* Start *
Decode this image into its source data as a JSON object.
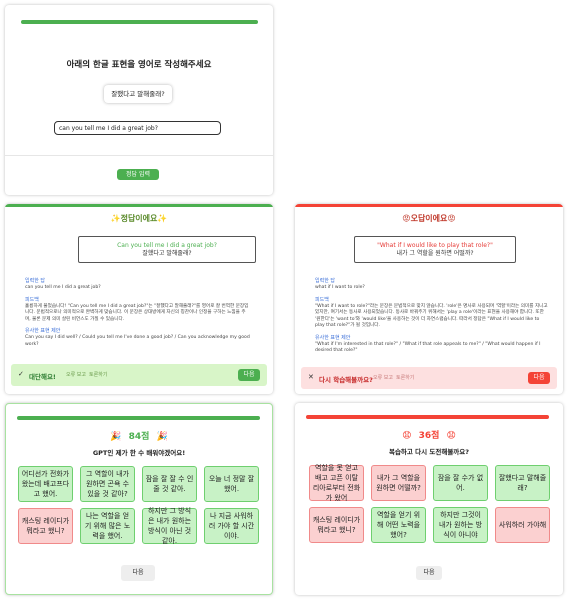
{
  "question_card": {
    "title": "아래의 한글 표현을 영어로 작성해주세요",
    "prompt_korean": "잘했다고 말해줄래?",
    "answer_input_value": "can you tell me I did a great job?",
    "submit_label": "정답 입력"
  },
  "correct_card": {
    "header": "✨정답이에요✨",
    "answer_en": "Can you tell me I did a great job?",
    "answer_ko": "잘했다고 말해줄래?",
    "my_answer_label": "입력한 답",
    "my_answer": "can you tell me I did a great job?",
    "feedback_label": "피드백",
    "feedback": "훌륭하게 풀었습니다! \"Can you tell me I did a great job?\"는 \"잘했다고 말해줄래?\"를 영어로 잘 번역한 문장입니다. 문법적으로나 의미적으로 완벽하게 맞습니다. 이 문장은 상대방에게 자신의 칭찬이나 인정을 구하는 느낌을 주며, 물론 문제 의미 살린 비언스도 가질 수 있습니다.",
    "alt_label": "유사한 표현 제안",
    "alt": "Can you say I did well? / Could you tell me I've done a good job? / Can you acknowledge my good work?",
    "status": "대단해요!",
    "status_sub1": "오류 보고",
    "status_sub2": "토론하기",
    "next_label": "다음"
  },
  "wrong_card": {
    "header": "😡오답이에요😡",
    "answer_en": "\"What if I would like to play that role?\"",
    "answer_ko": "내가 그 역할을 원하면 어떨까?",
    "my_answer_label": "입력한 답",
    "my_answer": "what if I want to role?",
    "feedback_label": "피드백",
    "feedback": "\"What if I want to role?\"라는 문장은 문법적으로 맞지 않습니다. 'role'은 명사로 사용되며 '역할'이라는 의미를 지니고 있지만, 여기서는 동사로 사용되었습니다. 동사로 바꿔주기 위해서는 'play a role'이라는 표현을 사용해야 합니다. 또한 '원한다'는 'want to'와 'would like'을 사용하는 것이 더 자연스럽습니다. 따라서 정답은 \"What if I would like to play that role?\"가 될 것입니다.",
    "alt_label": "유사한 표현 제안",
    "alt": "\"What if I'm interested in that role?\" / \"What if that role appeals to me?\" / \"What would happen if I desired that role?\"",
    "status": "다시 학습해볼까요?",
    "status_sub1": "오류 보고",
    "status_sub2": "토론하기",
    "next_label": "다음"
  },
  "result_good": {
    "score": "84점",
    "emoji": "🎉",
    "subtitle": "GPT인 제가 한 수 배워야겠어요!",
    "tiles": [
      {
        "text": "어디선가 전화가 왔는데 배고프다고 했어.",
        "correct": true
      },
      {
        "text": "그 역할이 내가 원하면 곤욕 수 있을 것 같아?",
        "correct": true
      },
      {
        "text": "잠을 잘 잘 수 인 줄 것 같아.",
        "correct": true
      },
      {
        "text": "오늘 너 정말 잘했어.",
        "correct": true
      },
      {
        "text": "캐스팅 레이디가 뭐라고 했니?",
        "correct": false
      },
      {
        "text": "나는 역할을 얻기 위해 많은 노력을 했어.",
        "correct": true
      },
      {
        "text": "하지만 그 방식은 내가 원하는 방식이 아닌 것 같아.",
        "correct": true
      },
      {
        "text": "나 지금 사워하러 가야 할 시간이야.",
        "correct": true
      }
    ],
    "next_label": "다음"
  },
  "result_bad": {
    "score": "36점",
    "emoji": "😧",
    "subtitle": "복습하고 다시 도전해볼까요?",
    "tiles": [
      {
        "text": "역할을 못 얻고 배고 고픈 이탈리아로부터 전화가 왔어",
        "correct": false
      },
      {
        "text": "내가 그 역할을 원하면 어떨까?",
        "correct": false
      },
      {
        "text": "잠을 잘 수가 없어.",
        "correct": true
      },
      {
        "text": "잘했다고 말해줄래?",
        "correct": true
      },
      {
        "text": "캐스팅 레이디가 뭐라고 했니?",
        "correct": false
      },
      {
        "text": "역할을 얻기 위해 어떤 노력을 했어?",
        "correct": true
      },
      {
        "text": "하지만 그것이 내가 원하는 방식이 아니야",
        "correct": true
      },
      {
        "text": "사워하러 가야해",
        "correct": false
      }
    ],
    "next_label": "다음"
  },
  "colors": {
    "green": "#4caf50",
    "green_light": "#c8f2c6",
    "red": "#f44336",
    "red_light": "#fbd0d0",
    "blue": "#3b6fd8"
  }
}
* End *
* _TO BE DONE_
Restate the data above word for word. Skip every picture.

* _FULL ANSWER_
Decode this image into its source data as a JSON object.
{
  "question_card": {
    "title": "아래의 한글 표현을 영어로 작성해주세요",
    "prompt_korean": "잘했다고 말해줄래?",
    "answer_input_value": "can you tell me I did a great job?",
    "submit_label": "정답 입력"
  },
  "correct_card": {
    "header": "✨정답이에요✨",
    "answer_en": "Can you tell me I did a great job?",
    "answer_ko": "잘했다고 말해줄래?",
    "my_answer_label": "입력한 답",
    "my_answer": "can you tell me I did a great job?",
    "feedback_label": "피드백",
    "feedback": "훌륭하게 풀었습니다! \"Can you tell me I did a great job?\"는 \"잘했다고 말해줄래?\"를 영어로 잘 번역한 문장입니다. 문법적으로나 의미적으로 완벽하게 맞습니다. 이 문장은 상대방에게 자신의 칭찬이나 인정을 구하는 느낌을 주며, 물론 문제 의미 살린 비언스도 가질 수 있습니다.",
    "alt_label": "유사한 표현 제안",
    "alt": "Can you say I did well? / Could you tell me I've done a good job? / Can you acknowledge my good work?",
    "status": "대단해요!",
    "status_sub1": "오류 보고",
    "status_sub2": "토론하기",
    "next_label": "다음"
  },
  "wrong_card": {
    "header": "😡오답이에요😡",
    "answer_en": "\"What if I would like to play that role?\"",
    "answer_ko": "내가 그 역할을 원하면 어떨까?",
    "my_answer_label": "입력한 답",
    "my_answer": "what if I want to role?",
    "feedback_label": "피드백",
    "feedback": "\"What if I want to role?\"라는 문장은 문법적으로 맞지 않습니다. 'role'은 명사로 사용되며 '역할'이라는 의미를 지니고 있지만, 여기서는 동사로 사용되었습니다. 동사로 바꿔주기 위해서는 'play a role'이라는 표현을 사용해야 합니다. 또한 '원한다'는 'want to'와 'would like'을 사용하는 것이 더 자연스럽습니다. 따라서 정답은 \"What if I would like to play that role?\"가 될 것입니다.",
    "alt_label": "유사한 표현 제안",
    "alt": "\"What if I'm interested in that role?\" / \"What if that role appeals to me?\" / \"What would happen if I desired that role?\"",
    "status": "다시 학습해볼까요?",
    "status_sub1": "오류 보고",
    "status_sub2": "토론하기",
    "next_label": "다음"
  },
  "result_good": {
    "score": "84점",
    "emoji": "🎉",
    "subtitle": "GPT인 제가 한 수 배워야겠어요!",
    "tiles": [
      {
        "text": "어디선가 전화가 왔는데 배고프다고 했어.",
        "correct": true
      },
      {
        "text": "그 역할이 내가 원하면 곤욕 수 있을 것 같아?",
        "correct": true
      },
      {
        "text": "잠을 잘 잘 수 인 줄 것 같아.",
        "correct": true
      },
      {
        "text": "오늘 너 정말 잘했어.",
        "correct": true
      },
      {
        "text": "캐스팅 레이디가 뭐라고 했니?",
        "correct": false
      },
      {
        "text": "나는 역할을 얻기 위해 많은 노력을 했어.",
        "correct": true
      },
      {
        "text": "하지만 그 방식은 내가 원하는 방식이 아닌 것 같아.",
        "correct": true
      },
      {
        "text": "나 지금 사워하러 가야 할 시간이야.",
        "correct": true
      }
    ],
    "next_label": "다음"
  },
  "result_bad": {
    "score": "36점",
    "emoji": "😧",
    "subtitle": "복습하고 다시 도전해볼까요?",
    "tiles": [
      {
        "text": "역할을 못 얻고 배고 고픈 이탈리아로부터 전화가 왔어",
        "correct": false
      },
      {
        "text": "내가 그 역할을 원하면 어떨까?",
        "correct": false
      },
      {
        "text": "잠을 잘 수가 없어.",
        "correct": true
      },
      {
        "text": "잘했다고 말해줄래?",
        "correct": true
      },
      {
        "text": "캐스팅 레이디가 뭐라고 했니?",
        "correct": false
      },
      {
        "text": "역할을 얻기 위해 어떤 노력을 했어?",
        "correct": true
      },
      {
        "text": "하지만 그것이 내가 원하는 방식이 아니야",
        "correct": true
      },
      {
        "text": "사워하러 가야해",
        "correct": false
      }
    ],
    "next_label": "다음"
  },
  "colors": {
    "green": "#4caf50",
    "green_light": "#c8f2c6",
    "red": "#f44336",
    "red_light": "#fbd0d0",
    "blue": "#3b6fd8"
  }
}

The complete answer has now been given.